[Recorded data]
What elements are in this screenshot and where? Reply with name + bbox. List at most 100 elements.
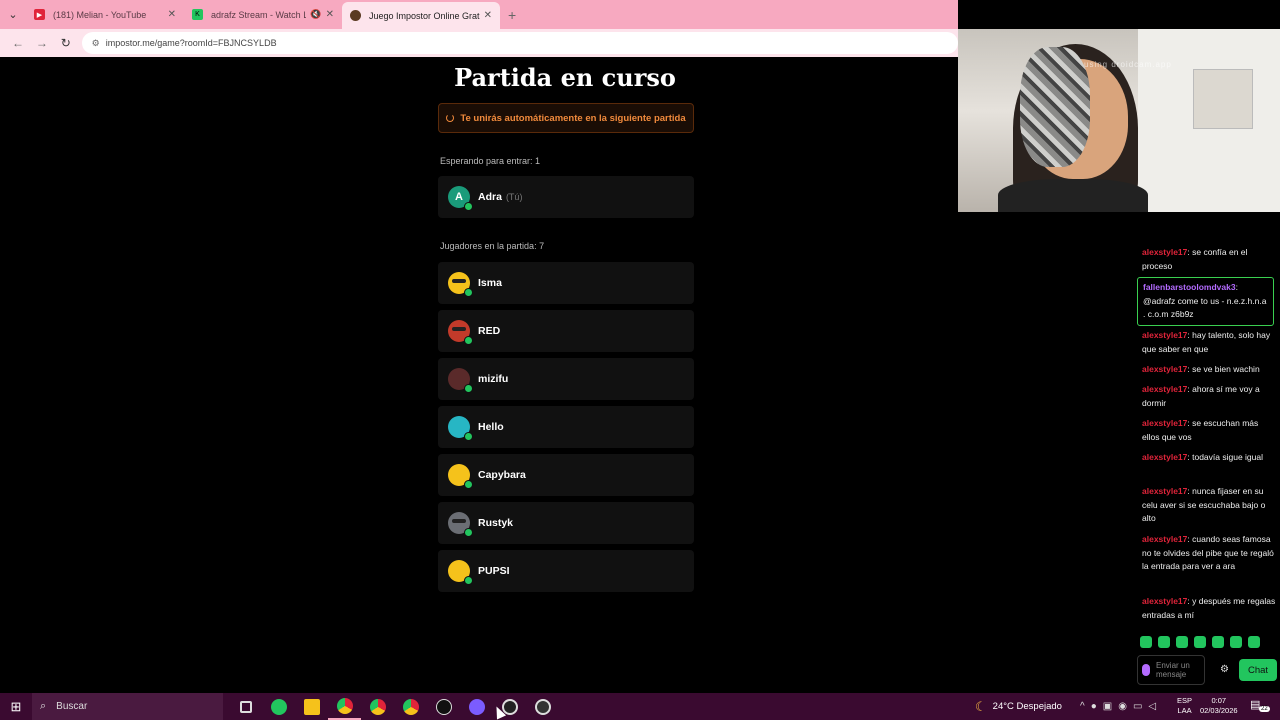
back-icon[interactable]: ← (6, 31, 30, 55)
tray-app-icon[interactable]: ▣ (1103, 701, 1112, 712)
browser-tabbar: ⌄ ▶ (181) Melian - YouTube ✕ K adrafz St… (0, 0, 958, 29)
player-name: Adra (478, 191, 502, 203)
emote-icon[interactable] (1212, 636, 1224, 648)
chat-username: alexstyle17 (1142, 452, 1188, 462)
weather-widget[interactable]: ☾ 24°C Despejado (975, 693, 1062, 720)
emote-icon[interactable] (1194, 636, 1206, 648)
online-dot (464, 202, 473, 211)
close-icon[interactable]: ✕ (168, 9, 176, 20)
avatar (448, 560, 473, 585)
tab-title: adrafz Stream - Watch Live (211, 9, 307, 20)
mute-icon[interactable]: 🔇 (310, 9, 321, 20)
chat-message: alexstyle17: todavía sigue igual (1142, 452, 1263, 462)
close-icon[interactable]: ✕ (326, 9, 334, 20)
chat-text: @adrafz come to us - n.e.z.h.n.a . c.o.m… (1143, 295, 1267, 320)
whatsapp-icon[interactable] (262, 693, 295, 720)
volume-icon[interactable]: ◁ (1148, 701, 1156, 712)
clock-time: 0:07 (1211, 696, 1227, 705)
taskbar-search[interactable]: ⌕ Buscar (32, 693, 223, 720)
browser-toolbar: ← → ↻ ⚙ impostor.me/game?roomId=FBJNCSYL… (0, 29, 958, 57)
gear-icon[interactable]: ⚙ (1220, 664, 1229, 675)
emote-bar (1140, 636, 1260, 648)
chrome-icon[interactable] (361, 693, 394, 720)
emote-icon[interactable] (1140, 636, 1152, 648)
online-dot (464, 480, 473, 489)
clock[interactable]: 0:07 02/03/2026 (1200, 696, 1238, 716)
clock-date: 02/03/2026 (1200, 706, 1238, 715)
chat-input[interactable]: Enviar un mensaje (1137, 655, 1205, 685)
close-icon[interactable]: ✕ (484, 10, 492, 21)
reload-icon[interactable]: ↻ (54, 31, 78, 55)
moon-icon: ☾ (975, 698, 987, 714)
avatar-initial: A (455, 191, 463, 203)
avatar (448, 416, 473, 441)
windows-taskbar: ⊞ ⌕ Buscar ☾ 24°C Despejado ^ ● ▣ ◉ ▭ ◁ … (0, 693, 1280, 720)
taskbar-apps (229, 693, 559, 720)
player-name: Capybara (478, 469, 526, 481)
avatar (448, 464, 473, 489)
player-name: PUPSI (478, 565, 510, 577)
waiting-label: Esperando para entrar: 1 (440, 156, 541, 166)
tab-title: (181) Melian - YouTube (53, 9, 147, 20)
system-tray: ^ ● ▣ ◉ ▭ ◁ (1080, 693, 1156, 720)
spinner-icon (446, 114, 455, 122)
new-tab-icon[interactable]: + (508, 7, 516, 23)
player-name: RED (478, 325, 501, 337)
tab-impostor[interactable]: Juego Impostor Online Gratis ✕ (342, 2, 500, 29)
youtube-icon: ▶ (34, 9, 45, 20)
online-dot (464, 528, 473, 537)
tray-app-icon[interactable]: ◉ (1118, 701, 1127, 712)
chrome-icon[interactable] (328, 693, 361, 720)
online-dot (464, 288, 473, 297)
player-row: PUPSI (438, 550, 694, 592)
kick-icon: K (192, 9, 203, 20)
player-name: mizifu (478, 373, 509, 385)
player-name: Isma (478, 277, 502, 289)
url-text: impostor.me/game?roomId=FBJNCSYLDB (105, 38, 277, 48)
address-bar[interactable]: ⚙ impostor.me/game?roomId=FBJNCSYLDB (81, 32, 958, 54)
network-icon[interactable]: ▭ (1133, 701, 1142, 712)
chat-message: alexstyle17: se confía en el proceso (1142, 247, 1248, 271)
emote-icon[interactable] (1248, 636, 1260, 648)
windows-start-icon[interactable]: ⊞ (0, 693, 32, 720)
task-view-icon[interactable] (229, 693, 262, 720)
tab-kick[interactable]: K adrafz Stream - Watch Live 🔇 ✕ (184, 0, 342, 29)
chat-username: alexstyle17 (1142, 534, 1188, 544)
language-indicator[interactable]: ESP LAA (1177, 696, 1192, 716)
mic-icon[interactable] (1142, 664, 1150, 676)
avatar: A (448, 186, 473, 211)
app-icon[interactable] (526, 693, 559, 720)
chat-username: fallenbarstoolomdvak3 (1143, 282, 1236, 292)
tab-title: Juego Impostor Online Gratis (369, 10, 480, 21)
player-row: Capybara (438, 454, 694, 496)
chat-username: alexstyle17 (1142, 364, 1188, 374)
chevron-up-icon[interactable]: ^ (1080, 701, 1085, 712)
tab-youtube[interactable]: ▶ (181) Melian - YouTube ✕ (26, 0, 184, 29)
search-icon: ⌕ (40, 700, 47, 712)
emote-icon[interactable] (1176, 636, 1188, 648)
chrome-icon[interactable] (394, 693, 427, 720)
emote-icon[interactable] (1158, 636, 1170, 648)
discord-icon[interactable] (460, 693, 493, 720)
forward-icon[interactable]: → (30, 31, 54, 55)
site-info-icon[interactable]: ⚙ (92, 38, 100, 49)
chat-message: alexstyle17: hay talento, solo hay que s… (1142, 330, 1271, 354)
online-dot (464, 432, 473, 441)
player-row: Rustyk (438, 502, 694, 544)
chat-send-button[interactable]: Chat (1239, 659, 1277, 681)
notice-text: Te unirás automáticamente en la siguient… (460, 112, 686, 124)
file-explorer-icon[interactable] (295, 693, 328, 720)
chat-message-highlighted: fallenbarstoolomdvak3: @adrafz come to u… (1137, 277, 1274, 326)
chat-username: alexstyle17 (1142, 418, 1188, 428)
tiktok-icon[interactable] (427, 693, 460, 720)
chat-text: todavía sigue igual (1192, 452, 1263, 462)
chat-message: alexstyle17: nunca fijaser en su celu av… (1142, 486, 1266, 523)
search-placeholder: Buscar (56, 701, 88, 712)
chat-username: alexstyle17 (1142, 596, 1188, 606)
tab-search-icon[interactable]: ⌄ (0, 0, 26, 29)
impostor-icon (350, 10, 361, 21)
notification-count: 22 (1259, 706, 1270, 712)
emote-icon[interactable] (1230, 636, 1242, 648)
chat-message: alexstyle17: se escuchan más ellos que v… (1142, 418, 1259, 442)
mic-tray-icon[interactable]: ● (1091, 701, 1097, 712)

__Challenge__. Quote all of the material above verbatim, line for line, and leave the picture out of your answer.

__Solved problem__.
What elements are in this screenshot and where? Reply with name + bbox. List at most 100 elements.
back-icon[interactable]: ← (6, 31, 30, 55)
tray-app-icon[interactable]: ▣ (1103, 701, 1112, 712)
browser-tabbar: ⌄ ▶ (181) Melian - YouTube ✕ K adrafz St… (0, 0, 958, 29)
player-name: Adra (478, 191, 502, 203)
emote-icon[interactable] (1212, 636, 1224, 648)
chat-username: alexstyle17 (1142, 452, 1188, 462)
weather-widget[interactable]: ☾ 24°C Despejado (975, 693, 1062, 720)
emote-icon[interactable] (1194, 636, 1206, 648)
online-dot (464, 202, 473, 211)
close-icon[interactable]: ✕ (168, 9, 176, 20)
avatar (448, 560, 473, 585)
tab-title: adrafz Stream - Watch Live (211, 9, 307, 20)
mute-icon[interactable]: 🔇 (310, 9, 321, 20)
chat-message: alexstyle17: todavía sigue igual (1142, 452, 1263, 462)
close-icon[interactable]: ✕ (326, 9, 334, 20)
chat-text: @adrafz come to us - n.e.z.h.n.a . c.o.m… (1143, 295, 1267, 320)
whatsapp-icon[interactable] (262, 693, 295, 720)
volume-icon[interactable]: ◁ (1148, 701, 1156, 712)
clock-time: 0:07 (1211, 696, 1227, 705)
taskbar-search[interactable]: ⌕ Buscar (32, 693, 223, 720)
browser-toolbar: ← → ↻ ⚙ impostor.me/game?roomId=FBJNCSYL… (0, 29, 958, 57)
gear-icon[interactable]: ⚙ (1220, 664, 1229, 675)
emote-bar (1140, 636, 1260, 648)
chrome-icon[interactable] (361, 693, 394, 720)
emote-icon[interactable] (1140, 636, 1152, 648)
online-dot (464, 480, 473, 489)
clock[interactable]: 0:07 02/03/2026 (1200, 696, 1238, 716)
clock-date: 02/03/2026 (1200, 706, 1238, 715)
chat-input[interactable]: Enviar un mensaje (1137, 655, 1205, 685)
close-icon[interactable]: ✕ (484, 10, 492, 21)
reload-icon[interactable]: ↻ (54, 31, 78, 55)
moon-icon: ☾ (975, 698, 987, 714)
avatar-initial: A (455, 191, 463, 203)
avatar (448, 416, 473, 441)
windows-taskbar: ⊞ ⌕ Buscar ☾ 24°C Despejado ^ ● ▣ ◉ ▭ ◁ … (0, 693, 1280, 720)
taskbar-apps (229, 693, 559, 720)
player-name: Capybara (478, 469, 526, 481)
avatar (448, 464, 473, 489)
player-name: PUPSI (478, 565, 510, 577)
waiting-label: Esperando para entrar: 1 (440, 156, 541, 166)
tab-title: (181) Melian - YouTube (53, 9, 147, 20)
system-tray: ^ ● ▣ ◉ ▭ ◁ (1080, 693, 1156, 720)
spinner-icon (446, 114, 455, 122)
new-tab-icon[interactable]: + (508, 7, 516, 23)
player-name: RED (478, 325, 501, 337)
tab-impostor[interactable]: Juego Impostor Online Gratis ✕ (342, 2, 500, 29)
youtube-icon: ▶ (34, 9, 45, 20)
online-dot (464, 528, 473, 537)
tray-app-icon[interactable]: ◉ (1118, 701, 1127, 712)
chrome-icon[interactable] (328, 693, 361, 720)
online-dot (464, 288, 473, 297)
player-row: PUPSI (438, 550, 694, 592)
kick-icon: K (192, 9, 203, 20)
player-name: mizifu (478, 373, 509, 385)
player-name: Isma (478, 277, 502, 289)
url-text: impostor.me/game?roomId=FBJNCSYLDB (105, 38, 277, 48)
address-bar[interactable]: ⚙ impostor.me/game?roomId=FBJNCSYLDB (81, 32, 958, 54)
network-icon[interactable]: ▭ (1133, 701, 1142, 712)
chat-message: alexstyle17: se confía en el proceso (1142, 247, 1248, 271)
emote-icon[interactable] (1248, 636, 1260, 648)
windows-start-icon[interactable]: ⊞ (0, 693, 32, 720)
task-view-icon[interactable] (229, 693, 262, 720)
tab-kick[interactable]: K adrafz Stream - Watch Live 🔇 ✕ (184, 0, 342, 29)
chat-username: alexstyle17 (1142, 534, 1188, 544)
language-indicator[interactable]: ESP LAA (1177, 696, 1192, 716)
mic-icon[interactable] (1142, 664, 1150, 676)
avatar: A (448, 186, 473, 211)
app-icon[interactable] (526, 693, 559, 720)
chat-username: fallenbarstoolomdvak3 (1143, 282, 1236, 292)
tab-title: Juego Impostor Online Gratis (369, 10, 480, 21)
player-row: Capybara (438, 454, 694, 496)
chat-username: alexstyle17 (1142, 364, 1188, 374)
chevron-up-icon[interactable]: ^ (1080, 701, 1085, 712)
tab-youtube[interactable]: ▶ (181) Melian - YouTube ✕ (26, 0, 184, 29)
search-icon: ⌕ (40, 700, 47, 712)
emote-icon[interactable] (1176, 636, 1188, 648)
chrome-icon[interactable] (394, 693, 427, 720)
emote-icon[interactable] (1158, 636, 1170, 648)
discord-icon[interactable] (460, 693, 493, 720)
forward-icon[interactable]: → (30, 31, 54, 55)
site-info-icon[interactable]: ⚙ (92, 38, 100, 49)
chat-message: alexstyle17: hay talento, solo hay que s… (1142, 330, 1271, 354)
online-dot (464, 432, 473, 441)
player-row: Rustyk (438, 502, 694, 544)
chat-send-button[interactable]: Chat (1239, 659, 1277, 681)
notice-text: Te unirás automáticamente en la siguient… (460, 112, 686, 124)
file-explorer-icon[interactable] (295, 693, 328, 720)
chat-message-highlighted: fallenbarstoolomdvak3: @adrafz come to u… (1137, 277, 1274, 326)
chat-username: alexstyle17 (1142, 418, 1188, 428)
tiktok-icon[interactable] (427, 693, 460, 720)
chat-text: todavía sigue igual (1192, 452, 1263, 462)
chat-message: alexstyle17: nunca fijaser en su celu av… (1142, 486, 1266, 523)
search-placeholder: Buscar (56, 701, 88, 712)
chat-username: alexstyle17 (1142, 596, 1188, 606)
tab-search-icon[interactable]: ⌄ (0, 0, 26, 29)
impostor-icon (350, 10, 361, 21)
notification-count: 22 (1259, 706, 1270, 712)
emote-icon[interactable] (1230, 636, 1242, 648)
chat-message: alexstyle17: se escuchan más ellos que v… (1142, 418, 1259, 442)
mic-tray-icon[interactable]: ● (1091, 701, 1097, 712)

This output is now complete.